• **Stated exercise**: For each line below that contains the string "中文等专业", copy that line.
─── Task data ───
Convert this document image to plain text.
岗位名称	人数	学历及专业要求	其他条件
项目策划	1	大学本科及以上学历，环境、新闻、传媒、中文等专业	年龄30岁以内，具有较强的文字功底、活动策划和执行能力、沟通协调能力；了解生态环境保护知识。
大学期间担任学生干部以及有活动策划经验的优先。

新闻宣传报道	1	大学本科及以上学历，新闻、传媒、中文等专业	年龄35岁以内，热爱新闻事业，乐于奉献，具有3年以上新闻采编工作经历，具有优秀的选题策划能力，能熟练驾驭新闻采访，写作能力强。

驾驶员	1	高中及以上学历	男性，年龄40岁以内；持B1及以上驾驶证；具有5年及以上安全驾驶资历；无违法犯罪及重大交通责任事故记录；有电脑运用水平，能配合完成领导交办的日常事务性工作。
───
• **Problem solution**:
项目策划	1	大学本科及以上学历，环境、新闻、传媒、中文等专业	年龄30岁以内，具有较强的文字功底、活动策划和执行能力、沟通协调能力；了解生态环境保护知识。
新闻宣传报道	1	大学本科及以上学历，新闻、传媒、中文等专业	年龄35岁以内，热爱新闻事业，乐于奉献，具有3年以上新闻采编工作经历，具有优秀的选题策划能力，能熟练驾驭新闻采访，写作能力强。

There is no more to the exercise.